## Exercise instructions
Extract all lines in the data that contain the word "Wednesday".
──────── Dataset records
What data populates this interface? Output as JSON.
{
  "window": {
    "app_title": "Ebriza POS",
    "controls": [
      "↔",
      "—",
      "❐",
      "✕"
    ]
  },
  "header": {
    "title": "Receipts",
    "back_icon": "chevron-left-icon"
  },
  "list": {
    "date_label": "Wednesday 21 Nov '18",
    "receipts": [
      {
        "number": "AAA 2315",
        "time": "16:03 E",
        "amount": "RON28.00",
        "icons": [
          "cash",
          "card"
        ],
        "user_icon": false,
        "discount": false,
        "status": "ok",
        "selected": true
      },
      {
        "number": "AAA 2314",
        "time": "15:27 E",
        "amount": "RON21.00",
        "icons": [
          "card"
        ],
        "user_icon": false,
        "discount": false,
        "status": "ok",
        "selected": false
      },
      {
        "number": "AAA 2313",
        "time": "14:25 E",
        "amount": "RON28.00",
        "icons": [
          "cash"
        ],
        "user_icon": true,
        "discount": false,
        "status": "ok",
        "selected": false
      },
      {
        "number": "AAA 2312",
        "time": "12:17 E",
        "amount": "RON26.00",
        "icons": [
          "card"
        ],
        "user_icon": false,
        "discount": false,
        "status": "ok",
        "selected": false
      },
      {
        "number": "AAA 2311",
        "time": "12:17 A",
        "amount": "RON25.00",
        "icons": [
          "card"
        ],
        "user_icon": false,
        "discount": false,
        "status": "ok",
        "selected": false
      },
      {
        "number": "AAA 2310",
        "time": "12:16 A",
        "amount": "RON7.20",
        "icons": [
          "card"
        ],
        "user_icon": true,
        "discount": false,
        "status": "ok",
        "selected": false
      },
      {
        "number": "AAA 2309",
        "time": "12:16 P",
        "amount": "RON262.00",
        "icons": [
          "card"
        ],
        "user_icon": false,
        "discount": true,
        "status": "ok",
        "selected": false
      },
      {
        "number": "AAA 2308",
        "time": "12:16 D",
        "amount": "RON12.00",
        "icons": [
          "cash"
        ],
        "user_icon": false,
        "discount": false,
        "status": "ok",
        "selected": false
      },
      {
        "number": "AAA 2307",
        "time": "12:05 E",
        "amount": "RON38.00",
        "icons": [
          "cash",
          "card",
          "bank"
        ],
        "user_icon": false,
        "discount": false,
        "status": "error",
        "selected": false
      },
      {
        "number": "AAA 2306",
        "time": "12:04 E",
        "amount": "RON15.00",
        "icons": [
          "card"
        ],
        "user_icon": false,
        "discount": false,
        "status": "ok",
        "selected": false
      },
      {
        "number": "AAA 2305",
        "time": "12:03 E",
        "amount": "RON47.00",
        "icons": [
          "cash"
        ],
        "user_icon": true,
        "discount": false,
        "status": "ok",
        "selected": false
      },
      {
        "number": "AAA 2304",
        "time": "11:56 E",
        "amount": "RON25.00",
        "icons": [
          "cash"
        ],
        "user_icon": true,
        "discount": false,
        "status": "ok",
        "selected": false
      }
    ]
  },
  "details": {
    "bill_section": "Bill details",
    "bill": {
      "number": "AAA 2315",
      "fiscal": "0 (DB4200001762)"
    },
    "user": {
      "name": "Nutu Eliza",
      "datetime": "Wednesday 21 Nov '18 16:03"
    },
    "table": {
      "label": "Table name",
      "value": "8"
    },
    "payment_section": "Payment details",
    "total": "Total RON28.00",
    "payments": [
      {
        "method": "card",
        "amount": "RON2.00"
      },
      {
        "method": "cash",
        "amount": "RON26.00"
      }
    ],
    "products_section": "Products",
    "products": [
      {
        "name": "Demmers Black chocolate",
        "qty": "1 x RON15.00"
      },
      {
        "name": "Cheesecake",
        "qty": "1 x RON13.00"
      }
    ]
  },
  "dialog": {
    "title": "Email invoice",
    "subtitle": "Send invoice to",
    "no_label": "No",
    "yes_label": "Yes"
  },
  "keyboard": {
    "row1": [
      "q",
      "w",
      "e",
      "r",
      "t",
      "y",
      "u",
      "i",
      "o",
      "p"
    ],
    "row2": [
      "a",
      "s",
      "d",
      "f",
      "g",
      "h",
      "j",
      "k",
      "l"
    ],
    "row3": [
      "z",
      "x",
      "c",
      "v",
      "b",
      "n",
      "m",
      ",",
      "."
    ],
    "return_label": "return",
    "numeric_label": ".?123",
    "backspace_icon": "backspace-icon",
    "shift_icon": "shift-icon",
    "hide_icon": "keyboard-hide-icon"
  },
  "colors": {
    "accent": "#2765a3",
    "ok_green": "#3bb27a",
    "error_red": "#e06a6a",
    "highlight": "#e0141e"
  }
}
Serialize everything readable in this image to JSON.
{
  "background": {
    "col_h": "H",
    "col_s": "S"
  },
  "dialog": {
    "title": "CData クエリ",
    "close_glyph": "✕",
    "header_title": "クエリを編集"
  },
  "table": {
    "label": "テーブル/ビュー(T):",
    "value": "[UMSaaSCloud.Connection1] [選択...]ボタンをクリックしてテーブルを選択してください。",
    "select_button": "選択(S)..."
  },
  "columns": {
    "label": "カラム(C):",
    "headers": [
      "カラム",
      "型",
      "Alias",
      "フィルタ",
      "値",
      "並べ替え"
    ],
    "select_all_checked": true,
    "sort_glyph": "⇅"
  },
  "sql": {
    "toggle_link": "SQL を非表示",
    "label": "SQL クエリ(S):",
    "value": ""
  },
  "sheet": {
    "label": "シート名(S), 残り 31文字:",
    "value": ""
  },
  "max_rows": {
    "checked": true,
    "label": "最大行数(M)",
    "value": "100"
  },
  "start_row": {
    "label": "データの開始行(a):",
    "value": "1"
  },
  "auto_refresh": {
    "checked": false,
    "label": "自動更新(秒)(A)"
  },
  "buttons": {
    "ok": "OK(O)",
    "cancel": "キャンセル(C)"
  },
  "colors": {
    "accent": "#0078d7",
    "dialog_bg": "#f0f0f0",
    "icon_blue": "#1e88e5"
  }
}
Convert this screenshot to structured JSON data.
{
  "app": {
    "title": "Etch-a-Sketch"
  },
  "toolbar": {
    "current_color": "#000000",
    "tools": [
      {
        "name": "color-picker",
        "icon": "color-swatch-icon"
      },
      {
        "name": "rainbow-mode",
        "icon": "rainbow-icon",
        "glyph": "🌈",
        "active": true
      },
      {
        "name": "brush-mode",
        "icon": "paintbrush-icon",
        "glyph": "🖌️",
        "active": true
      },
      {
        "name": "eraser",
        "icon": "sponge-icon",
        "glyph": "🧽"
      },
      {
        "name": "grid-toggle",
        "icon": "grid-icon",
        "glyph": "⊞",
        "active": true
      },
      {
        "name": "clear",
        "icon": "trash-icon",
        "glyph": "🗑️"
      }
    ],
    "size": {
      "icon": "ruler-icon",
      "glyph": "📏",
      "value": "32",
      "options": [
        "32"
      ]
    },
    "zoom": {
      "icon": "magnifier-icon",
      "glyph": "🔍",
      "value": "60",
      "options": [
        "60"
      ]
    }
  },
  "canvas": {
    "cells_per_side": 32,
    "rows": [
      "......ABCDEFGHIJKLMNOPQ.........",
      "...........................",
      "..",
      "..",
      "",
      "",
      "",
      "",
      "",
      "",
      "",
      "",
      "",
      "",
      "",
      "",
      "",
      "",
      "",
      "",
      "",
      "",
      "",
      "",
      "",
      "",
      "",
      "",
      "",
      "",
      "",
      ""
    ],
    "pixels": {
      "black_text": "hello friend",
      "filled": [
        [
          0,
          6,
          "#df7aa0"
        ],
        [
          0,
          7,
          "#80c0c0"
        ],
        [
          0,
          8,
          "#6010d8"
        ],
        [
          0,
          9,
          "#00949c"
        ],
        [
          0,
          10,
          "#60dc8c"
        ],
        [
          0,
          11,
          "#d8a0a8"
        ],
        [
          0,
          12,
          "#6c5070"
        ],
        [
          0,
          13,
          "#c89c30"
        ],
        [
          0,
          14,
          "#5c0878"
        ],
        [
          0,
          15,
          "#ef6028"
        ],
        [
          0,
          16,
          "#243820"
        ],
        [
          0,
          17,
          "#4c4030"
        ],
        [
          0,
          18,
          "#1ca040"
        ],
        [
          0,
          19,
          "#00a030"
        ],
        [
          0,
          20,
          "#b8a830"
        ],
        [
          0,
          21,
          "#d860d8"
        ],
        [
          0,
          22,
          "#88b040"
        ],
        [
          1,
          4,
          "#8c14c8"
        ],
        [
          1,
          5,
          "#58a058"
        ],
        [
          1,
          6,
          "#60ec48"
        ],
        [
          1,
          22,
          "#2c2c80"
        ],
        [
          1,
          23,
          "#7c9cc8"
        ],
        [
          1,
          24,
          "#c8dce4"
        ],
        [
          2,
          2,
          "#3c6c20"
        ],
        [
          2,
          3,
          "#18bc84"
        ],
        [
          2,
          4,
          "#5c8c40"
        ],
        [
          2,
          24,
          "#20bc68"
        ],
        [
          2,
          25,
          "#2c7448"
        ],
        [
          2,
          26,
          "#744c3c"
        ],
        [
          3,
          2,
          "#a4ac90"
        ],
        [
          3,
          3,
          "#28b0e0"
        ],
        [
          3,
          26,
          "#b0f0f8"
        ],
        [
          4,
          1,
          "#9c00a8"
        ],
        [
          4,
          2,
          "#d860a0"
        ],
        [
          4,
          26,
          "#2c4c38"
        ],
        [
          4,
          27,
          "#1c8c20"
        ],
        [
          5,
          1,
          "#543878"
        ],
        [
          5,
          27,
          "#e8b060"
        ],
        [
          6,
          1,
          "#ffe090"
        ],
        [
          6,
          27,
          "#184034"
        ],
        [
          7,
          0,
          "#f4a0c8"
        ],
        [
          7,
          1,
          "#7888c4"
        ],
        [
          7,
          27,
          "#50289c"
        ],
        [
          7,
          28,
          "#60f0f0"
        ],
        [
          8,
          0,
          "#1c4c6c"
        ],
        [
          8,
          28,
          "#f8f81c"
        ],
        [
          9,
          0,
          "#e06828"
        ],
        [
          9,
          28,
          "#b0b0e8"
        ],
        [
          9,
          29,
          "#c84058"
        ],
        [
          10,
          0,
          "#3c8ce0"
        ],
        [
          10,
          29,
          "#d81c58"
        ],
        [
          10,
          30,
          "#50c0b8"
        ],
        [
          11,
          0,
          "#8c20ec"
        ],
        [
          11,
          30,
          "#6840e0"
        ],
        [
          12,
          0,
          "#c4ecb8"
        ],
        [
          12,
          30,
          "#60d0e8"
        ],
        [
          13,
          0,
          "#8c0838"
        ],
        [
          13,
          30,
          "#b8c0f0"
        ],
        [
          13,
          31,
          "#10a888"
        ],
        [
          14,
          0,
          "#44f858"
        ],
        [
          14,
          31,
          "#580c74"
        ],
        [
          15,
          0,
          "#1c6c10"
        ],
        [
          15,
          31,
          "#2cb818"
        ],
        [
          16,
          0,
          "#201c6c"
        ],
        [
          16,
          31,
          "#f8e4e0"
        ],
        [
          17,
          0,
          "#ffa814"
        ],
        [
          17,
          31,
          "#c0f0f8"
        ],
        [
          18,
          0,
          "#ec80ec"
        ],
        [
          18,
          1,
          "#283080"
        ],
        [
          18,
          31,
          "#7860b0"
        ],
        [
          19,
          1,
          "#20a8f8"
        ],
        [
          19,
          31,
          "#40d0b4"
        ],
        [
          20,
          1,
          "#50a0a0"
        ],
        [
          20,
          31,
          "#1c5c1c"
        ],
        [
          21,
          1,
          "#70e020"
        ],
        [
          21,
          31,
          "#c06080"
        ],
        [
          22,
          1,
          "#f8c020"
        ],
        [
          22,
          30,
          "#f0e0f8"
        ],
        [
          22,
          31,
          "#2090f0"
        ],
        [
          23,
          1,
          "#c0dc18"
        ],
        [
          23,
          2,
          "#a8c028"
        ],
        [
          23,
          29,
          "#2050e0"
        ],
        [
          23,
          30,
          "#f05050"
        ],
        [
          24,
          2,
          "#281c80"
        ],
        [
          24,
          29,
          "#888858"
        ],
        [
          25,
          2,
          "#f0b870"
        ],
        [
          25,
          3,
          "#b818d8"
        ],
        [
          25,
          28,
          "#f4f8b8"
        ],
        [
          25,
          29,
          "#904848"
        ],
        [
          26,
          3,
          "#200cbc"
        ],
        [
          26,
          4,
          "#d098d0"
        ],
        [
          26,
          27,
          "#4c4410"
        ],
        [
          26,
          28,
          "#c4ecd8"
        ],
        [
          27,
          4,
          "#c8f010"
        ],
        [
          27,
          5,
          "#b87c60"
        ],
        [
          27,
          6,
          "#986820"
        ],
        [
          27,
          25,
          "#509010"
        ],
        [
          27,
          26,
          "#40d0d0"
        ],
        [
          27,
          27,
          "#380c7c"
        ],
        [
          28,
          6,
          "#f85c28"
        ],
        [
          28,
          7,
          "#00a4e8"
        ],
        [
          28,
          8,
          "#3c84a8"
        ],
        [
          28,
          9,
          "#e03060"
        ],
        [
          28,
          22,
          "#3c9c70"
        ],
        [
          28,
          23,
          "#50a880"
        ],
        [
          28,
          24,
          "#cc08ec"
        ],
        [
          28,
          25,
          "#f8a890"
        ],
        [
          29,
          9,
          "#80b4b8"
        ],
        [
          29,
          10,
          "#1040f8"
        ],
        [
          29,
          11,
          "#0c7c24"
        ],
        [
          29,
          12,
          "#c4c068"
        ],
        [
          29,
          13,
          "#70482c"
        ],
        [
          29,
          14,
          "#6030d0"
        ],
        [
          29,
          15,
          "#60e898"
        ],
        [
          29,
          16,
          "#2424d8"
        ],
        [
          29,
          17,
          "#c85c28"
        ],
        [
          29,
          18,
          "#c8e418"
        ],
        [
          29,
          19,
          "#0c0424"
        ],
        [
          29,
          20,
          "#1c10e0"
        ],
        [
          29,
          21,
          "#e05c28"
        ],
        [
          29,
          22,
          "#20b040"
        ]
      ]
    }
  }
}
────────────────
## Reply
    "date_label": "Wednesday 21 Nov '18",
      "datetime": "Wednesday 21 Nov '18 16:03"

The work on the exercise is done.